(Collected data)
◇ ◇ ◇ ◇ ◇ ◇ ◇
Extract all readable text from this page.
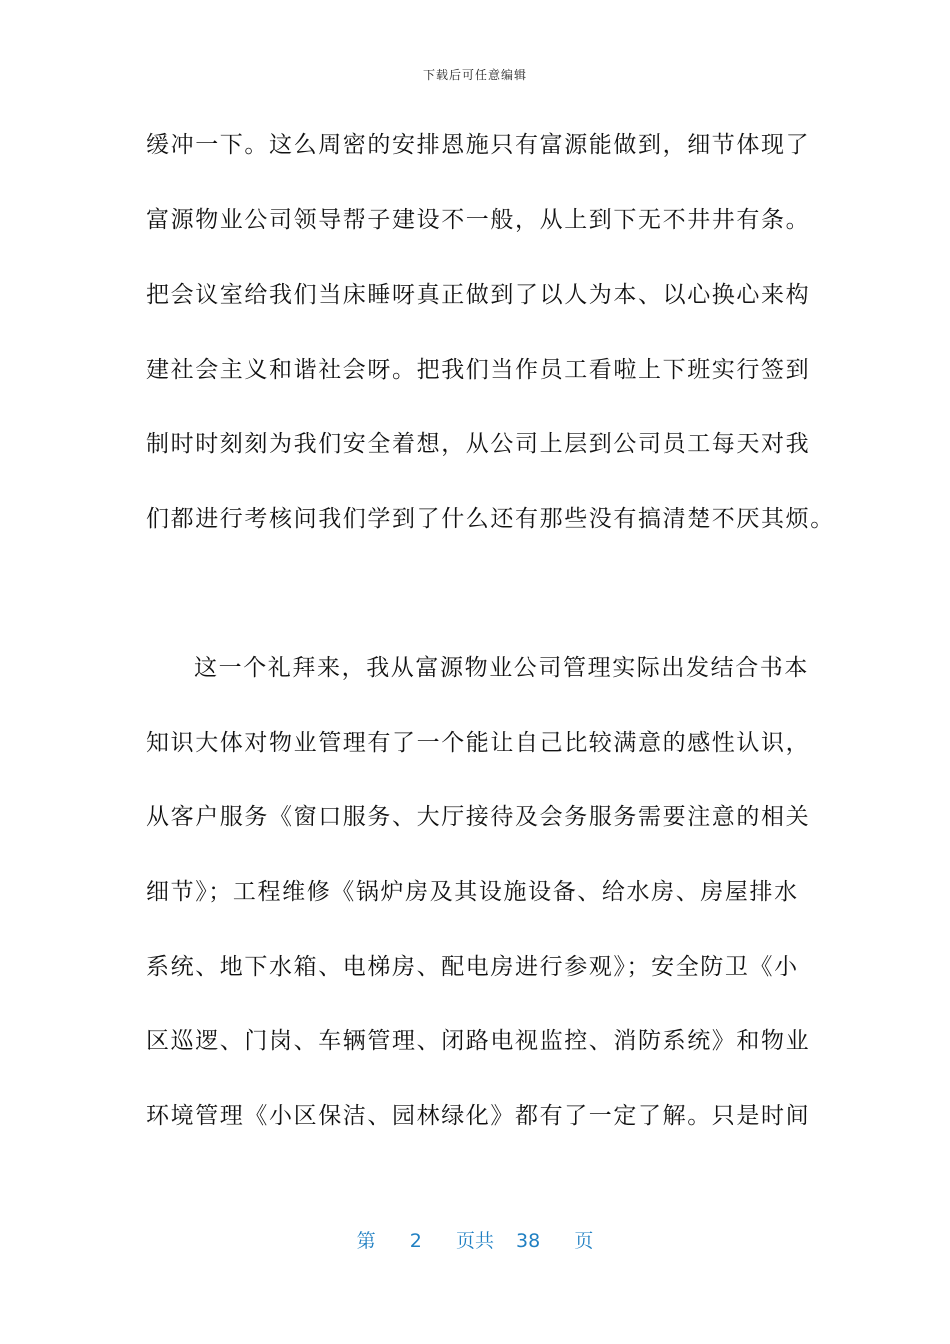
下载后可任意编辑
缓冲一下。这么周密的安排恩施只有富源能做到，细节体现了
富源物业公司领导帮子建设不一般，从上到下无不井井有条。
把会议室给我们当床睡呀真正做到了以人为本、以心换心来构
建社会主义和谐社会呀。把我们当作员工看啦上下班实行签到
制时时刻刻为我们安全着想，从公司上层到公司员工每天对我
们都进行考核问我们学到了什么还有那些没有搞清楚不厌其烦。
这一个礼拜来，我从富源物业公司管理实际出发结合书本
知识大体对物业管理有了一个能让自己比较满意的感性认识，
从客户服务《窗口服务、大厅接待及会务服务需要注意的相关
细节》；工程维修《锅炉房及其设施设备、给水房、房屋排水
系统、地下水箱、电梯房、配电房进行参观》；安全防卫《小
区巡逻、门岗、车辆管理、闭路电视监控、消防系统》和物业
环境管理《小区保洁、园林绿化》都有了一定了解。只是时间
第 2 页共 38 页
◇ ◇ ◇ ◇ ◇ ◇ ◇
→ Work to do
Send back the data above word for word, with the pictures left out.

→ Correct result
Extract all readable text from this page.
下载后可任意编辑
缓冲一下。这么周密的安排恩施只有富源能做到，细节体现了
富源物业公司领导帮子建设不一般，从上到下无不井井有条。
把会议室给我们当床睡呀真正做到了以人为本、以心换心来构
建社会主义和谐社会呀。把我们当作员工看啦上下班实行签到
制时时刻刻为我们安全着想，从公司上层到公司员工每天对我
们都进行考核问我们学到了什么还有那些没有搞清楚不厌其烦。
这一个礼拜来，我从富源物业公司管理实际出发结合书本
知识大体对物业管理有了一个能让自己比较满意的感性认识，
从客户服务《窗口服务、大厅接待及会务服务需要注意的相关
细节》；工程维修《锅炉房及其设施设备、给水房、房屋排水
系统、地下水箱、电梯房、配电房进行参观》；安全防卫《小
区巡逻、门岗、车辆管理、闭路电视监控、消防系统》和物业
环境管理《小区保洁、园林绿化》都有了一定了解。只是时间
第 2 页共 38 页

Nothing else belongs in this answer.